-------- Supplied material

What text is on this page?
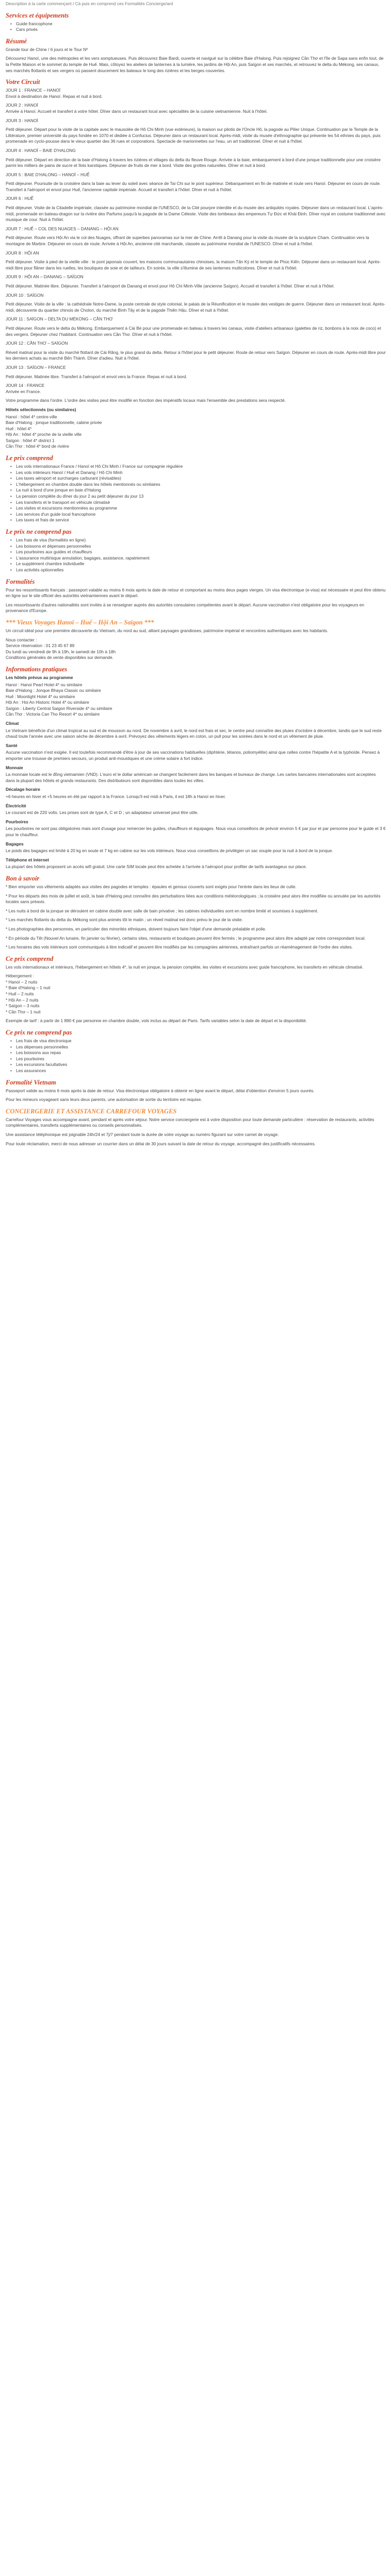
Description à la carte commençant / Cà puis en comprend ces Formalités Concierge/ard
Services et équipements
• Guide francophone
• Cars privés
Résumé

Grande tour de Chine / 6 jours et le Tour Nº

Découvrez Hanoï, une des métropoles et les vers somptueuses. Puis découvrez Baie Bardi, ouverte et navigué sur la célèbre Baie d'Halong. Puis rejoignez Cần Thơ et l'île de Sapa sans enfin tout, de la Petite Maison et le sommet du temple de Huế. Mais, côtoyez les ateliers de lanternes à la lumière, les jardins de Hội An, puis Saïgon et ses marchés, et retrouvez le delta du Mékong, ses canaux, ses marchés flottants et ses vergers où passent doucement les bateaux le long des rizières et les berges couvertes.

Votre Circuit
JOUR 1 : FRANCE – HANOÏ
Envol à destination de Hanoï. Repas et nuit à bord.
JOUR 2 : HANOÏ
Arrivée à Hanoï. Accueil et transfert à votre hôtel. Dîner dans un restaurant local avec spécialités de la cuisine vietnamienne. Nuit à l'hôtel.
JOUR 3 : HANOÏ

Petit déjeuner. Départ pour la visite de la capitale avec le mausolée de Hô Chi Minh (vue extérieure), la maison sur pilotis de l'Oncle Hô, la pagode au Pilier Unique. Continuation par le Temple de la Littérature, premier université du pays fondée en 1070 et dédiée à Confucius. Déjeuner dans un restaurant local. Après-midi, visite du musée d'ethnographie qui présente les 54 ethnies du pays, puis promenade en cyclo-pousse dans le vieux quartier des 36 rues et corporations. Spectacle de marionnettes sur l'eau, un art traditionnel. Dîner et nuit à l'hôtel.

JOUR 4 : HANOÏ – BAIE D'HALONG

Petit déjeuner. Départ en direction de la baie d'Halong à travers les rizières et villages du delta du fleuve Rouge. Arrivée à la baie, embarquement à bord d'une jonque traditionnelle pour une croisière parmi les milliers de pains de sucre et îlots karstiques. Déjeuner de fruits de mer à bord. Visite des grottes naturelles. Dîner et nuit à bord.

JOUR 5 : BAIE D'HALONG – HANOÏ – HUẾ

Petit déjeuner. Poursuite de la croisière dans la baie au lever du soleil avec séance de Tai Chi sur le pont supérieur. Débarquement en fin de matinée et route vers Hanoï. Déjeuner en cours de route. Transfert à l'aéroport et envol pour Huế, l'ancienne capitale impériale. Accueil et transfert à l'hôtel. Dîner et nuit à l'hôtel.

JOUR 6 : HUẾ

Petit déjeuner. Visite de la Citadelle impériale, classée au patrimoine mondial de l'UNESCO, de la Cité pourpre interdite et du musée des antiquités royales. Déjeuner dans un restaurant local. L'après-midi, promenade en bateau-dragon sur la rivière des Parfums jusqu'à la pagode de la Dame Céleste. Visite des tombeaux des empereurs Tự Đức et Khải Định. Dîner royal en costume traditionnel avec musique de cour. Nuit à l'hôtel.

JOUR 7 : HUẾ – COL DES NUAGES – DANANG – HỘI AN

Petit déjeuner. Route vers Hội An via le col des Nuages, offrant de superbes panoramas sur la mer de Chine. Arrêt à Danang pour la visite du musée de la sculpture Cham. Continuation vers la montagne de Marbre. Déjeuner en cours de route. Arrivée à Hội An, ancienne cité marchande, classée au patrimoine mondial de l'UNESCO. Dîner et nuit à l'hôtel.

JOUR 8 : HỘI AN

Petit déjeuner. Visite à pied de la vieille ville : le pont japonais couvert, les maisons communautaires chinoises, la maison Tấn Ký et le temple de Phúc Kiến. Déjeuner dans un restaurant local. Après-midi libre pour flâner dans les ruelles, les boutiques de soie et de tailleurs. En soirée, la ville s'illumine de ses lanternes multicolores. Dîner et nuit à l'hôtel.

JOUR 9 : HỘI AN – DANANG – SAÏGON

Petit déjeuner. Matinée libre. Déjeuner. Transfert à l'aéroport de Danang et envol pour Hô Chi Minh-Ville (ancienne Saïgon). Accueil et transfert à l'hôtel. Dîner et nuit à l'hôtel.

JOUR 10 : SAÏGON

Petit déjeuner. Visite de la ville : la cathédrale Notre-Dame, la poste centrale de style colonial, le palais de la Réunification et le musée des vestiges de guerre. Déjeuner dans un restaurant local. Après-midi, découverte du quartier chinois de Cholon, du marché Bình Tây et de la pagode Thiên Hậu. Dîner et nuit à l'hôtel.

JOUR 11 : SAÏGON – DELTA DU MÉKONG – CẦN THƠ

Petit déjeuner. Route vers le delta du Mékong. Embarquement à Cái Bè pour une promenade en bateau à travers les canaux, visite d'ateliers artisanaux (galettes de riz, bonbons à la noix de coco) et des vergers. Déjeuner chez l'habitant. Continuation vers Cần Thơ. Dîner et nuit à l'hôtel.

JOUR 12 : CẦN THƠ – SAÏGON

Réveil matinal pour la visite du marché flottant de Cái Răng, le plus grand du delta. Retour à l'hôtel pour le petit déjeuner. Route de retour vers Saïgon. Déjeuner en cours de route. Après-midi libre pour les derniers achats au marché Bến Thành. Dîner d'adieu. Nuit à l'hôtel.

JOUR 13 : SAÏGON – FRANCE

Petit déjeuner. Matinée libre. Transfert à l'aéroport et envol vers la France. Repas et nuit à bord.

JOUR 14 : FRANCE
Arrivée en France.

Votre programme dans l'ordre. L'ordre des visites peut être modifié en fonction des impératifs locaux mais l'ensemble des prestations sera respecté.

Hôtels sélectionnés (ou similaires)
Hanoï : hôtel 4* centre-ville
Baie d'Halong : jonque traditionnelle, cabine privée
Huế : hôtel 4*
Hội An : hôtel 4* proche de la vieille ville
Saïgon : hôtel 4* district 1
Cần Thơ : hôtel 4* bord de rivière
Le prix comprend
• Les vols internationaux France / Hanoï et Hô Chi Minh / France sur compagnie régulière
• Les vols intérieurs Hanoï / Huế et Danang / Hô Chi Minh
• Les taxes aéroport et surcharges carburant (révisables)
• L'hébergement en chambre double dans les hôtels mentionnés ou similaires
• La nuit à bord d'une jonque en baie d'Halong
• La pension complète du dîner du jour 2 au petit déjeuner du jour 13
• Les transferts et le transport en véhicule climatisé
• Les visites et excursions mentionnées au programme
• Les services d'un guide local francophone
• Les taxes et frais de service
Le prix ne comprend pas
• Les frais de visa (formalités en ligne)
• Les boissons et dépenses personnelles
• Les pourboires aux guides et chauffeurs
• L'assurance multirisque annulation, bagages, assistance, rapatriement
• Le supplément chambre individuelle
• Les activités optionnelles
Formalités

Pour les ressortissants français : passeport valable au moins 6 mois après la date de retour et comportant au moins deux pages vierges. Un visa électronique (e-visa) est nécessaire et peut être obtenu en ligne sur le site officiel des autorités vietnamiennes avant le départ.

Les ressortissants d'autres nationalités sont invités à se renseigner auprès des autorités consulaires compétentes avant le départ. Aucune vaccination n'est obligatoire pour les voyageurs en provenance d'Europe.

*** Vieux Voyages Hanoï – Huế – Hội An – Saïgon ***

Un circuit idéal pour une première découverte du Vietnam, du nord au sud, alliant paysages grandioses, patrimoine impérial et rencontres authentiques avec les habitants.

Nous contacter :
Service réservation : 01 23 45 67 89
Du lundi au vendredi de 9h à 19h, le samedi de 10h à 18h
Conditions générales de vente disponibles sur demande.
Informations pratiques
Les hôtels prévus au programme
Hanoï : Hanoi Pearl Hotel 4* ou similaire
Baie d'Halong : Jonque Bhaya Classic ou similaire
Huế : Moonlight Hotel 4* ou similaire
Hội An : Hoi An Historic Hotel 4* ou similaire
Saïgon : Liberty Central Saigon Riverside 4* ou similaire
Cần Thơ : Victoria Can Tho Resort 4* ou similaire
Climat

Le Vietnam bénéficie d'un climat tropical au sud et de mousson au nord. De novembre à avril, le nord est frais et sec, le centre peut connaître des pluies d'octobre à décembre, tandis que le sud reste chaud toute l'année avec une saison sèche de décembre à avril. Prévoyez des vêtements légers en coton, un pull pour les soirées dans le nord et un vêtement de pluie.

Santé

Aucune vaccination n'est exigée. Il est toutefois recommandé d'être à jour de ses vaccinations habituelles (diphtérie, tétanos, poliomyélite) ainsi que celles contre l'hépatite A et la typhoïde. Pensez à emporter une trousse de premiers secours, un produit anti-moustiques et une crème solaire à fort indice.

Monnaie

La monnaie locale est le đồng vietnamien (VND). L'euro et le dollar américain se changent facilement dans les banques et bureaux de change. Les cartes bancaires internationales sont acceptées dans la plupart des hôtels et grands restaurants. Des distributeurs sont disponibles dans toutes les villes.

Décalage horaire

+6 heures en hiver et +5 heures en été par rapport à la France. Lorsqu'il est midi à Paris, il est 18h à Hanoï en hiver.

Électricité

Le courant est de 220 volts. Les prises sont de type A, C et D ; un adaptateur universel peut être utile.

Pourboires

Les pourboires ne sont pas obligatoires mais sont d'usage pour remercier les guides, chauffeurs et équipages. Nous vous conseillons de prévoir environ 5 € par jour et par personne pour le guide et 3 € pour le chauffeur.

Bagages

Le poids des bagages est limité à 20 kg en soute et 7 kg en cabine sur les vols intérieurs. Nous vous conseillons de privilégier un sac souple pour la nuit à bord de la jonque.

Téléphone et internet

La plupart des hôtels proposent un accès wifi gratuit. Une carte SIM locale peut être achetée à l'arrivée à l'aéroport pour profiter de tarifs avantageux sur place.

Bon à savoir

* Bien emporter vos vêtements adaptés aux visites des pagodes et temples : épaules et genoux couverts sont exigés pour l'entrée dans les lieux de culte.

* Pour les départs des mois de juillet et août, la baie d'Halong peut connaître des perturbations liées aux conditions météorologiques ; la croisière peut alors être modifiée ou annulée par les autorités locales sans préavis.

* Les nuits à bord de la jonque se déroulent en cabine double avec salle de bain privative ; les cabines individuelles sont en nombre limité et soumises à supplément.

* Les marchés flottants du delta du Mékong sont plus animés tôt le matin ; un réveil matinal est donc prévu le jour de la visite.

* Les photographies des personnes, en particulier des minorités ethniques, doivent toujours faire l'objet d'une demande préalable et polie.

* En période du Têt (Nouvel An lunaire, fin janvier ou février), certains sites, restaurants et boutiques peuvent être fermés ; le programme peut alors être adapté par notre correspondant local.

* Les horaires des vols intérieurs sont communiqués à titre indicatif et peuvent être modifiés par les compagnies aériennes, entraînant parfois un réaménagement de l'ordre des visites.

Ce prix comprend

Les vols internationaux et intérieurs, l'hébergement en hôtels 4*, la nuit en jonque, la pension complète, les visites et excursions avec guide francophone, les transferts en véhicule climatisé.

Hébergement :
* Hanoï – 2 nuits
* Baie d'Halong – 1 nuit
* Huế – 2 nuits
* Hội An – 2 nuits
* Saïgon – 3 nuits
* Cần Thơ – 1 nuit

Exemple de tarif : à partir de 1 890 € par personne en chambre double, vols inclus au départ de Paris. Tarifs variables selon la date de départ et la disponibilité.

Ce prix ne comprend pas
• Les frais de visa électronique
• Les dépenses personnelles
• Les boissons aux repas
• Les pourboires
• Les excursions facultatives
• Les assurances
Formalité Vietnam

Passeport valide au moins 6 mois après la date de retour. Visa électronique obligatoire à obtenir en ligne avant le départ, délai d'obtention d'environ 5 jours ouvrés.

Pour les mineurs voyageant sans leurs deux parents, une autorisation de sortie du territoire est requise.

CONCIERGERIE ET ASSISTANCE CARREFOUR VOYAGES

Carrefour Voyages vous accompagne avant, pendant et après votre séjour. Notre service conciergerie est à votre disposition pour toute demande particulière : réservation de restaurants, activités complémentaires, transferts supplémentaires ou conseils personnalisés.

Une assistance téléphonique est joignable 24h/24 et 7j/7 pendant toute la durée de votre voyage au numéro figurant sur votre carnet de voyage.

Pour toute réclamation, merci de nous adresser un courrier dans un délai de 30 jours suivant la date de retour du voyage, accompagné des justificatifs nécessaires.
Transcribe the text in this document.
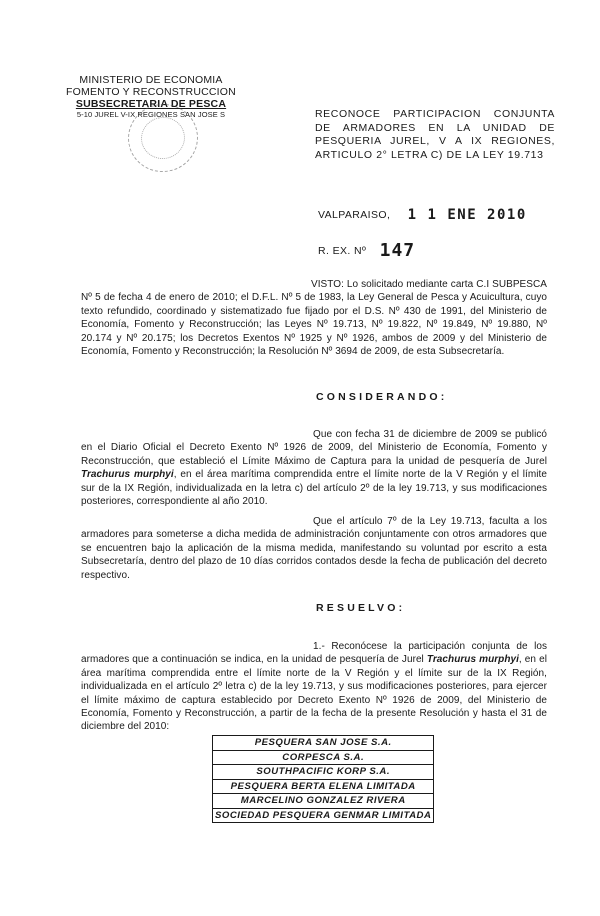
MINISTERIO DE ECONOMIA
FOMENTO Y RECONSTRUCCION
SUBSECRETARIA DE PESCA
5-10 JUREL V-IX REGIONES SAN JOSE S	RECONOCE PARTICIPACION CONJUNTA DE ARMADORES EN LA UNIDAD DE PESQUERIA JUREL, V A IX REGIONES, ARTICULO 2° LETRA C) DE LA LEY 19.713
VALPARAISO, 1 1 ENE 2010
R. EX. Nº 147
VISTO: Lo solicitado mediante carta C.I SUBPESCA Nº 5 de fecha 4 de enero de 2010; el D.F.L. Nº 5 de 1983, la Ley General de Pesca y Acuicultura, cuyo texto refundido, coordinado y sistematizado fue fijado por el D.S. Nº 430 de 1991, del Ministerio de Economía, Fomento y Reconstrucción; las Leyes Nº 19.713, Nº 19.822, Nº 19.849, Nº 19.880, Nº 20.174 y Nº 20.175; los Decretos Exentos Nº 1925 y Nº 1926, ambos de 2009 y del Ministerio de Economía, Fomento y Reconstrucción; la Resolución Nº 3694 de 2009, de esta Subsecretaría.
CONSIDERANDO:
Que con fecha 31 de diciembre de 2009 se publicó en el Diario Oficial el Decreto Exento Nº 1926 de 2009, del Ministerio de Economía, Fomento y Reconstrucción, que estableció el Límite Máximo de Captura para la unidad de pesquería de Jurel Trachurus murphyi, en el área marítima comprendida entre el límite norte de la V Región y el límite sur de la IX Región, individualizada en la letra c) del artículo 2º de la ley 19.713, y sus modificaciones posteriores, correspondiente al año 2010.
Que el artículo 7º de la Ley 19.713, faculta a los armadores para someterse a dicha medida de administración conjuntamente con otros armadores que se encuentren bajo la aplicación de la misma medida, manifestando su voluntad por escrito a esta Subsecretaría, dentro del plazo de 10 días corridos contados desde la fecha de publicación del decreto respectivo.
RESUELVO:
1.- Reconócese la participación conjunta de los armadores que a continuación se indica, en la unidad de pesquería de Jurel Trachurus murphyi, en el área marítima comprendida entre el límite norte de la V Región y el límite sur de la IX Región, individualizada en el artículo 2º letra c) de la ley 19.713, y sus modificaciones posteriores, para ejercer el límite máximo de captura establecido por Decreto Exento Nº 1926 de 2009, del Ministerio de Economía, Fomento y Reconstrucción, a partir de la fecha de la presente Resolución y hasta el 31 de diciembre del 2010:
PESQUERA SAN JOSE S.A.
CORPESCA S.A.
SOUTHPACIFIC KORP S.A.
PESQUERA BERTA ELENA LIMITADA
MARCELINO GONZALEZ RIVERA
SOCIEDAD PESQUERA GENMAR LIMITADA
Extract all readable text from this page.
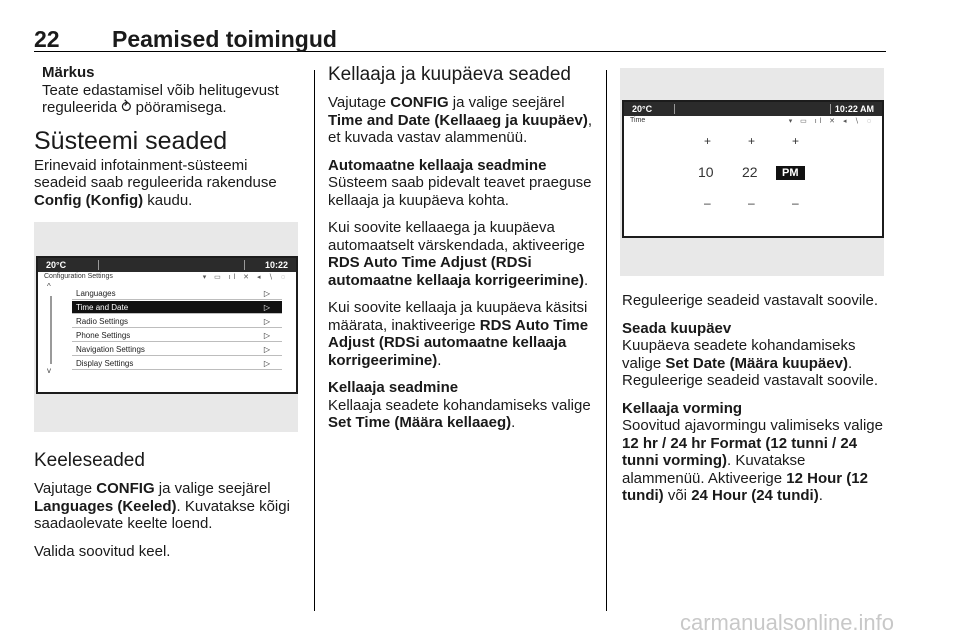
22 Peamised toimingud
Märkus
Teate edastamisel võib helitugevust reguleerida ⥁ pööramisega.
Süsteemi seaded

Erinevaid infotainment-süsteemi seadeid saab reguleerida rakenduse Config (Konfig) kaudu.

20°C	10:22
Configuration Settings	▾ ▭ ıl ✕ ◂ ∖ ◌
^
v
Languages	▷
Time and Date	▷
Radio Settings	▷
Phone Settings	▷
Navigation Settings	▷
Display Settings	▷
Keeleseaded

Vajutage CONFIG ja valige seejärel Languages (Keeled). Kuvatakse kõigi saadaolevate keelte loend.

Valida soovitud keel.

Kellaaja ja kuupäeva seaded

Vajutage CONFIG ja valige seejärel Time and Date (Kellaaeg ja kuupäev), et kuvada vastav alammenüü.

Automaatne kellaaja seadmine

Süsteem saab pidevalt teavet praeguse kellaaja ja kuupäeva kohta.

Kui soovite kellaaega ja kuupäeva automaatselt värskendada, aktiveerige RDS Auto Time Adjust (RDSi automaatne kellaaja korrigeerimine).

Kui soovite kellaaja ja kuupäeva käsitsi määrata, inaktiveerige RDS Auto Time Adjust (RDSi automaatne kellaaja korrigeerimine).

Kellaaja seadmine

Kellaaja seadete kohandamiseks valige Set Time (Määra kellaaeg).

20°C	10:22 AM
Time	▾ ▭ ıl ✕ ◂ ∖ ◌
+	+	+
10 22	PM
–	–	–

Reguleerige seadeid vastavalt soovile.

Seada kuupäev

Kuupäeva seadete kohandamiseks valige Set Date (Määra kuupäev). Reguleerige seadeid vastavalt soovile.

Kellaaja vorming

Soovitud ajavormingu valimiseks valige 12 hr / 24 hr Format (12 tunni / 24 tunni vorming). Kuvatakse alammenüü. Aktiveerige 12 Hour (12 tundi) või 24 Hour (24 tundi).

carmanualsonline.info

----------------

◆ Written instruction:
Which lines contain the word "pension"? Return each of them.

◆ Problem solution:
• La pension complète du dîner du jour 2 au petit déjeuner du jour 13
Les vols internationaux et intérieurs, l'hébergement en hôtels 4*, la nuit en jonque, la pension complète, les visites et excursions avec guide francophone, les transferts en véhicule climatisé.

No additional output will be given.